-- Begin AVAILABLE DATA --
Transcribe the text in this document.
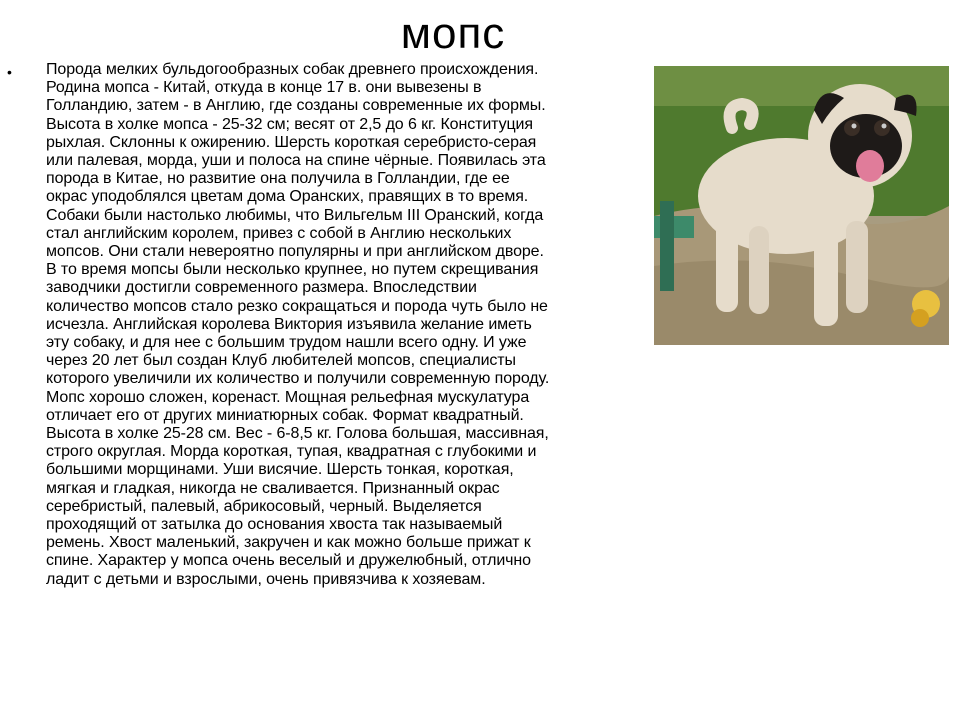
мопс
• Порода мелких бульдогообразных собак древнего происхождения.
Родина мопса - Китай, откуда в конце 17 в. они вывезены в
Голландию, затем - в Англию, где созданы современные их формы.
Высота в холке мопса - 25-32 см; весят от 2,5 до 6 кг. Конституция
рыхлая. Склонны к ожирению. Шерсть короткая серебристо-серая
или палевая, морда, уши и полоса на спине чёрные. Появилась эта
порода в Китае, но развитие она получила в Голландии, где ее
окрас уподоблялся цветам дома Оранских, правящих в то время.
Собаки были настолько любимы, что Вильгельм III Оранский, когда
стал английским королем, привез с собой в Англию нескольких
мопсов. Они стали невероятно популярны и при английском дворе.
В то время мопсы были несколько крупнее, но путем скрещивания
заводчики достигли современного размера. Впоследствии
количество мопсов стало резко сокращаться и порода чуть было не
исчезла. Английская королева Виктория изъявила желание иметь
эту собаку, и для нее с большим трудом нашли всего одну. И уже
через 20 лет был создан Клуб любителей мопсов, специалисты
которого увеличили их количество и получили современную породу.
Мопс хорошо сложен, коренаст. Мощная рельефная мускулатура
отличает его от других миниатюрных собак. Формат квадратный.
Высота в холке 25-28 см. Вес - 6-8,5 кг. Голова большая, массивная,
строго округлая. Морда короткая, тупая, квадратная с глубокими и
большими морщинами. Уши висячие. Шерсть тонкая, короткая,
мягкая и гладкая, никогда не сваливается. Признанный окрас
серебристый, палевый, абрикосовый, черный. Выделяется
проходящий от затылка до основания хвоста так называемый
ремень. Хвост маленький, закручен и как можно больше прижат к
спине. Характер у мопса очень веселый и дружелюбный, отлично
ладит с детьми и взрослыми, очень привязчива к хозяевам.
-- End AVAILABLE DATA --
▸ **WORK TO DO**: Reproduce every record word for word. The copy must contain no pictures.

▸ **RESULT BELOW**:
Transcribe the text in this document.
мопс
• Порода мелких бульдогообразных собак древнего происхождения.
Родина мопса - Китай, откуда в конце 17 в. они вывезены в
Голландию, затем - в Англию, где созданы современные их формы.
Высота в холке мопса - 25-32 см; весят от 2,5 до 6 кг. Конституция
рыхлая. Склонны к ожирению. Шерсть короткая серебристо-серая
или палевая, морда, уши и полоса на спине чёрные. Появилась эта
порода в Китае, но развитие она получила в Голландии, где ее
окрас уподоблялся цветам дома Оранских, правящих в то время.
Собаки были настолько любимы, что Вильгельм III Оранский, когда
стал английским королем, привез с собой в Англию нескольких
мопсов. Они стали невероятно популярны и при английском дворе.
В то время мопсы были несколько крупнее, но путем скрещивания
заводчики достигли современного размера. Впоследствии
количество мопсов стало резко сокращаться и порода чуть было не
исчезла. Английская королева Виктория изъявила желание иметь
эту собаку, и для нее с большим трудом нашли всего одну. И уже
через 20 лет был создан Клуб любителей мопсов, специалисты
которого увеличили их количество и получили современную породу.
Мопс хорошо сложен, коренаст. Мощная рельефная мускулатура
отличает его от других миниатюрных собак. Формат квадратный.
Высота в холке 25-28 см. Вес - 6-8,5 кг. Голова большая, массивная,
строго округлая. Морда короткая, тупая, квадратная с глубокими и
большими морщинами. Уши висячие. Шерсть тонкая, короткая,
мягкая и гладкая, никогда не сваливается. Признанный окрас
серебристый, палевый, абрикосовый, черный. Выделяется
проходящий от затылка до основания хвоста так называемый
ремень. Хвост маленький, закручен и как можно больше прижат к
спине. Характер у мопса очень веселый и дружелюбный, отлично
ладит с детьми и взрослыми, очень привязчива к хозяевам.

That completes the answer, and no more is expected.